[Collected data]

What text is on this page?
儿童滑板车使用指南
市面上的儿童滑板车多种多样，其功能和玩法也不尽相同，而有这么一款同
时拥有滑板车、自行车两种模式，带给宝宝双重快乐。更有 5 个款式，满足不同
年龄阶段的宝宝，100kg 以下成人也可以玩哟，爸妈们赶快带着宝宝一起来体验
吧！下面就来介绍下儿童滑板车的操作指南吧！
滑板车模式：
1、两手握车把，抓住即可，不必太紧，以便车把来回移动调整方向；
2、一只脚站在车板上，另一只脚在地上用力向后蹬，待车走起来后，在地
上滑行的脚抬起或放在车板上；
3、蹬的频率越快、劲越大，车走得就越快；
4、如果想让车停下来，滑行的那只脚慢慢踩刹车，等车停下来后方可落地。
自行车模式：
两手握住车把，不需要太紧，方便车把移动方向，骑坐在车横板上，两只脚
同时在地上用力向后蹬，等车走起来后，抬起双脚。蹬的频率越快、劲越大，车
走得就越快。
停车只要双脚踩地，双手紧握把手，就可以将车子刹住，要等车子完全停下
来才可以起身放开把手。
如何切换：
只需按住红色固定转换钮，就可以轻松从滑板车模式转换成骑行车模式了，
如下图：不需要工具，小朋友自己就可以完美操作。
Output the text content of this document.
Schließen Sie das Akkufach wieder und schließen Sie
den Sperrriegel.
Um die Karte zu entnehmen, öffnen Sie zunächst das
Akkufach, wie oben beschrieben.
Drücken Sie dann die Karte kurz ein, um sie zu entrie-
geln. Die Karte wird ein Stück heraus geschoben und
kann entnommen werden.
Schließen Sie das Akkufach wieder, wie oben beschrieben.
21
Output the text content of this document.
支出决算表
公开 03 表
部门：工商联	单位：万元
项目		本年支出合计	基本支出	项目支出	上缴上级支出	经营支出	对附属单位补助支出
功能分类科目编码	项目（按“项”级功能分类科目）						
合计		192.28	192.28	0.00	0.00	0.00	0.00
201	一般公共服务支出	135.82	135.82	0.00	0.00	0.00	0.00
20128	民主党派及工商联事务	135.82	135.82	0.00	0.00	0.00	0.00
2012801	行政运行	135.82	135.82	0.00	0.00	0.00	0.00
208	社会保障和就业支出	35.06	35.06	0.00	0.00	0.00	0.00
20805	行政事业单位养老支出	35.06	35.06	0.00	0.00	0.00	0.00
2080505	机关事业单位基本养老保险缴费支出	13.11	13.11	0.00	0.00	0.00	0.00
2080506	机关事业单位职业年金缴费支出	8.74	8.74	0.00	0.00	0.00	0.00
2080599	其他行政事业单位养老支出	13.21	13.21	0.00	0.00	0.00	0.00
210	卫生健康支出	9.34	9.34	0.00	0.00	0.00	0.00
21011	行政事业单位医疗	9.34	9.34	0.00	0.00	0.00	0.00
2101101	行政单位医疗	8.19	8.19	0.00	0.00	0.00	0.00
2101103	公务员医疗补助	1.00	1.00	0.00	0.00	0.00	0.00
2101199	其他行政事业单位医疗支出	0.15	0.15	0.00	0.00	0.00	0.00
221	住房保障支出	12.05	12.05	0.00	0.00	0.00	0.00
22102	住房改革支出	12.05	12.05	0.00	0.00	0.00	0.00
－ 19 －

GOAL
Every entry needs to be retyped exactly.

PROBLEM SOLUTION
What text is on this page?
儿童滑板车使用指南
市面上的儿童滑板车多种多样，其功能和玩法也不尽相同，而有这么一款同
时拥有滑板车、自行车两种模式，带给宝宝双重快乐。更有 5 个款式，满足不同
年龄阶段的宝宝，100kg 以下成人也可以玩哟，爸妈们赶快带着宝宝一起来体验
吧！下面就来介绍下儿童滑板车的操作指南吧！
滑板车模式：
1、两手握车把，抓住即可，不必太紧，以便车把来回移动调整方向；
2、一只脚站在车板上，另一只脚在地上用力向后蹬，待车走起来后，在地
上滑行的脚抬起或放在车板上；
3、蹬的频率越快、劲越大，车走得就越快；
4、如果想让车停下来，滑行的那只脚慢慢踩刹车，等车停下来后方可落地。
自行车模式：
两手握住车把，不需要太紧，方便车把移动方向，骑坐在车横板上，两只脚
同时在地上用力向后蹬，等车走起来后，抬起双脚。蹬的频率越快、劲越大，车
走得就越快。
停车只要双脚踩地，双手紧握把手，就可以将车子刹住，要等车子完全停下
来才可以起身放开把手。
如何切换：
只需按住红色固定转换钮，就可以轻松从滑板车模式转换成骑行车模式了，
如下图：不需要工具，小朋友自己就可以完美操作。
Output the text content of this document.
Schließen Sie das Akkufach wieder und schließen Sie
den Sperrriegel.
Um die Karte zu entnehmen, öffnen Sie zunächst das
Akkufach, wie oben beschrieben.
Drücken Sie dann die Karte kurz ein, um sie zu entrie-
geln. Die Karte wird ein Stück heraus geschoben und
kann entnommen werden.
Schließen Sie das Akkufach wieder, wie oben beschrieben.
21
Output the text content of this document.
支出决算表
公开 03 表
部门：工商联	单位：万元
项目		本年支出合计	基本支出	项目支出	上缴上级支出	经营支出	对附属单位补助支出
功能分类科目编码	项目（按“项”级功能分类科目）						
合计		192.28	192.28	0.00	0.00	0.00	0.00
201	一般公共服务支出	135.82	135.82	0.00	0.00	0.00	0.00
20128	民主党派及工商联事务	135.82	135.82	0.00	0.00	0.00	0.00
2012801	行政运行	135.82	135.82	0.00	0.00	0.00	0.00
208	社会保障和就业支出	35.06	35.06	0.00	0.00	0.00	0.00
20805	行政事业单位养老支出	35.06	35.06	0.00	0.00	0.00	0.00
2080505	机关事业单位基本养老保险缴费支出	13.11	13.11	0.00	0.00	0.00	0.00
2080506	机关事业单位职业年金缴费支出	8.74	8.74	0.00	0.00	0.00	0.00
2080599	其他行政事业单位养老支出	13.21	13.21	0.00	0.00	0.00	0.00
210	卫生健康支出	9.34	9.34	0.00	0.00	0.00	0.00
21011	行政事业单位医疗	9.34	9.34	0.00	0.00	0.00	0.00
2101101	行政单位医疗	8.19	8.19	0.00	0.00	0.00	0.00
2101103	公务员医疗补助	1.00	1.00	0.00	0.00	0.00	0.00
2101199	其他行政事业单位医疗支出	0.15	0.15	0.00	0.00	0.00	0.00
221	住房保障支出	12.05	12.05	0.00	0.00	0.00	0.00
22102	住房改革支出	12.05	12.05	0.00	0.00	0.00	0.00
－ 19 －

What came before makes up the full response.